>> START Supplied records

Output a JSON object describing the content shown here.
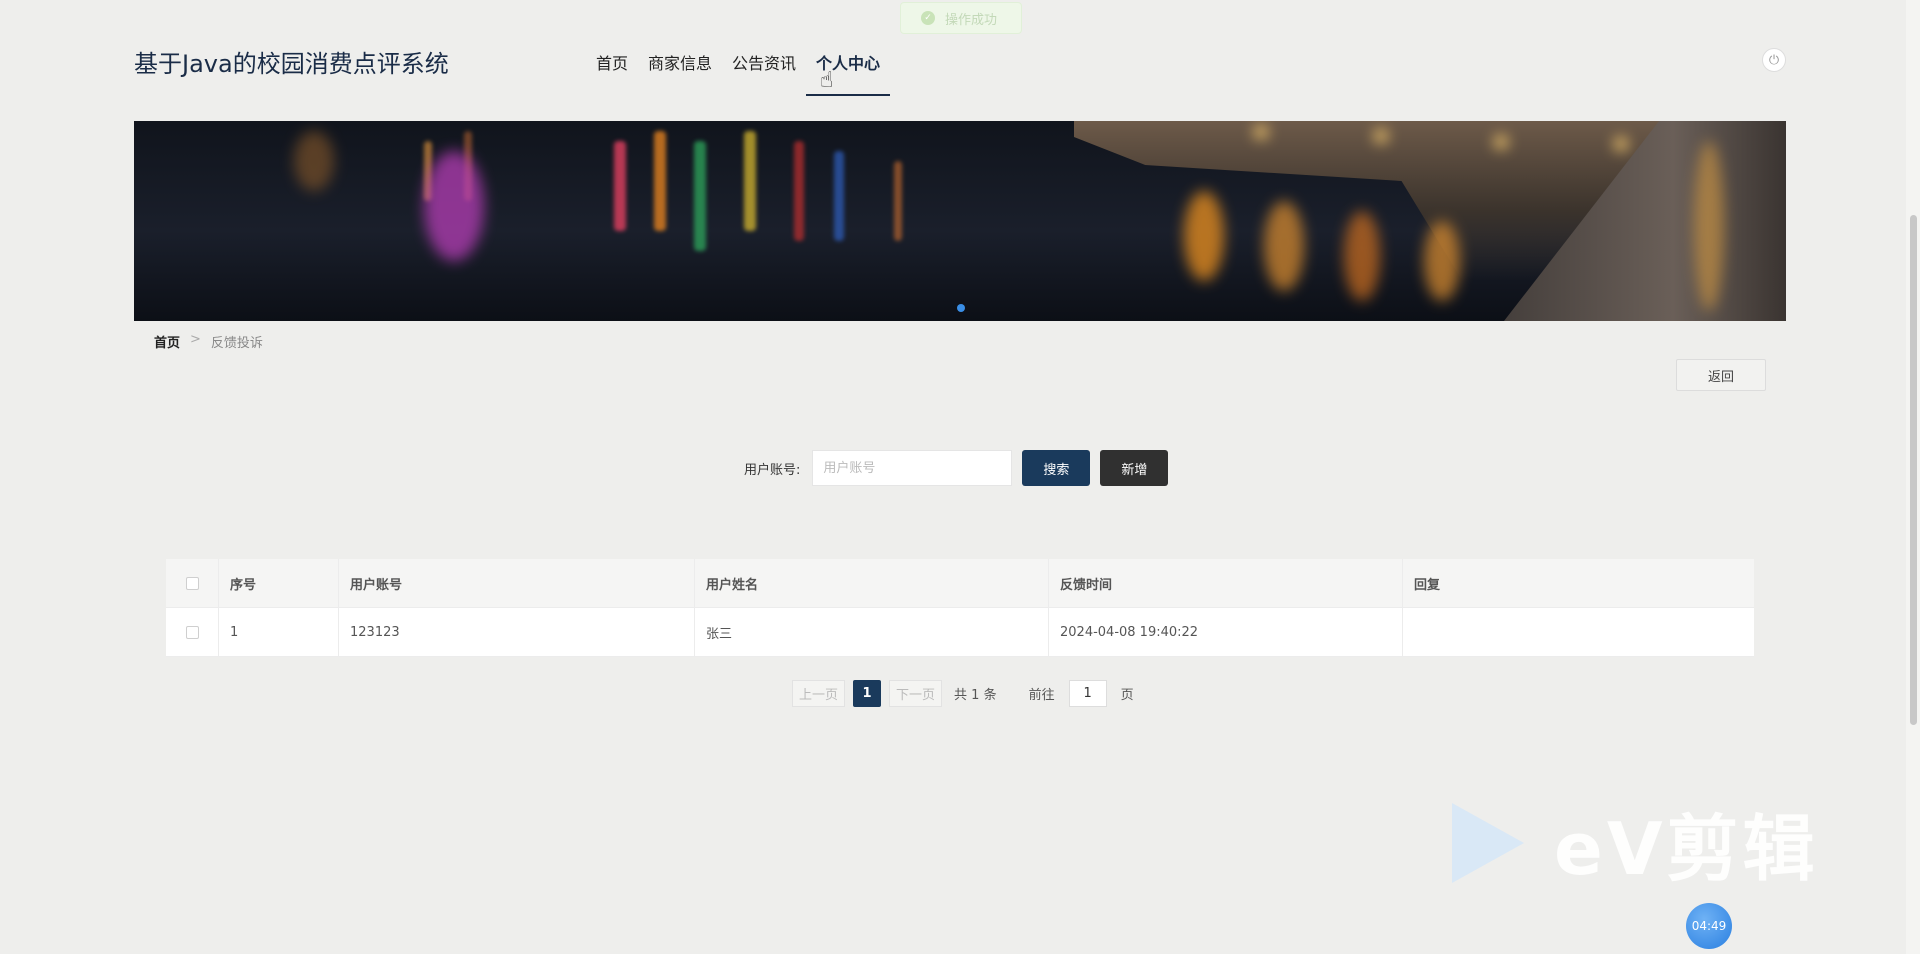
{
  "toast": {
    "text": "操作成功"
  },
  "header": {
    "site_title": "基于Java的校园消费点评系统",
    "nav": [
      {
        "label": "首页"
      },
      {
        "label": "商家信息"
      },
      {
        "label": "公告资讯"
      },
      {
        "label": "个人中心",
        "active": true
      }
    ],
    "power_icon": "power-icon"
  },
  "breadcrumb": {
    "home": "首页",
    "separator": ">",
    "current": "反馈投诉"
  },
  "actions": {
    "back_label": "返回"
  },
  "search": {
    "label": "用户账号:",
    "placeholder": "用户账号",
    "value": "",
    "search_label": "搜索",
    "add_label": "新增"
  },
  "table": {
    "columns": [
      "序号",
      "用户账号",
      "用户姓名",
      "反馈时间",
      "回复"
    ],
    "rows": [
      {
        "index": "1",
        "account": "123123",
        "name": "张三",
        "time": "2024-04-08 19:40:22",
        "reply": ""
      }
    ]
  },
  "pagination": {
    "prev_label": "上一页",
    "next_label": "下一页",
    "current_page": "1",
    "total_text": "共 1 条",
    "goto_label": "前往",
    "goto_value": "1",
    "page_suffix": "页"
  },
  "watermark": {
    "text": "eV剪辑"
  },
  "recording_timer": "04:49",
  "colors": {
    "primary": "#1a3a5c",
    "dark_button": "#303030",
    "background": "#eeeeec"
  }
}
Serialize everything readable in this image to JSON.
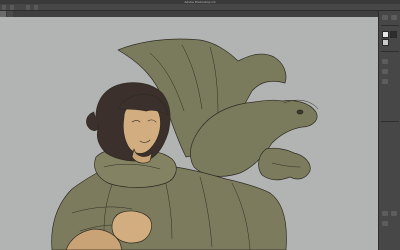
{
  "window": {
    "title": "Adobe Photoshop CC"
  },
  "options_bar": {
    "items": [
      "",
      "",
      "",
      "",
      ""
    ]
  },
  "tabs": [
    {
      "label": "",
      "active": true
    },
    {
      "label": "",
      "active": false
    }
  ],
  "panel": {
    "swatches": [
      "#e8e8e8",
      "#2d2d2d",
      "#c9c9c9"
    ]
  },
  "colors": {
    "canvas_bg": "#b2b3b3",
    "cloak": "#7c7b5e",
    "dragon": "#7a7a5c",
    "hair": "#3b302c",
    "skin": "#d2ad7f",
    "line": "#2f2c22"
  }
}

>> END Supplied records

▶ **Request**
Each entry must be retyped word for word, with every image omitted.

▶ **The result**
Output a JSON object describing the content shown here.
{
  "toast": {
    "text": "操作成功"
  },
  "header": {
    "site_title": "基于Java的校园消费点评系统",
    "nav": [
      {
        "label": "首页"
      },
      {
        "label": "商家信息"
      },
      {
        "label": "公告资讯"
      },
      {
        "label": "个人中心",
        "active": true
      }
    ],
    "power_icon": "power-icon"
  },
  "breadcrumb": {
    "home": "首页",
    "separator": ">",
    "current": "反馈投诉"
  },
  "actions": {
    "back_label": "返回"
  },
  "search": {
    "label": "用户账号:",
    "placeholder": "用户账号",
    "value": "",
    "search_label": "搜索",
    "add_label": "新增"
  },
  "table": {
    "columns": [
      "序号",
      "用户账号",
      "用户姓名",
      "反馈时间",
      "回复"
    ],
    "rows": [
      {
        "index": "1",
        "account": "123123",
        "name": "张三",
        "time": "2024-04-08 19:40:22",
        "reply": ""
      }
    ]
  },
  "pagination": {
    "prev_label": "上一页",
    "next_label": "下一页",
    "current_page": "1",
    "total_text": "共 1 条",
    "goto_label": "前往",
    "goto_value": "1",
    "page_suffix": "页"
  },
  "watermark": {
    "text": "eV剪辑"
  },
  "recording_timer": "04:49",
  "colors": {
    "primary": "#1a3a5c",
    "dark_button": "#303030",
    "background": "#eeeeec"
  }
}
Serialize everything readable in this image to JSON.
{
  "window": {
    "title": "Adobe Photoshop CC"
  },
  "options_bar": {
    "items": [
      "",
      "",
      "",
      "",
      ""
    ]
  },
  "tabs": [
    {
      "label": "",
      "active": true
    },
    {
      "label": "",
      "active": false
    }
  ],
  "panel": {
    "swatches": [
      "#e8e8e8",
      "#2d2d2d",
      "#c9c9c9"
    ]
  },
  "colors": {
    "canvas_bg": "#b2b3b3",
    "cloak": "#7c7b5e",
    "dragon": "#7a7a5c",
    "hair": "#3b302c",
    "skin": "#d2ad7f",
    "line": "#2f2c22"
  }
}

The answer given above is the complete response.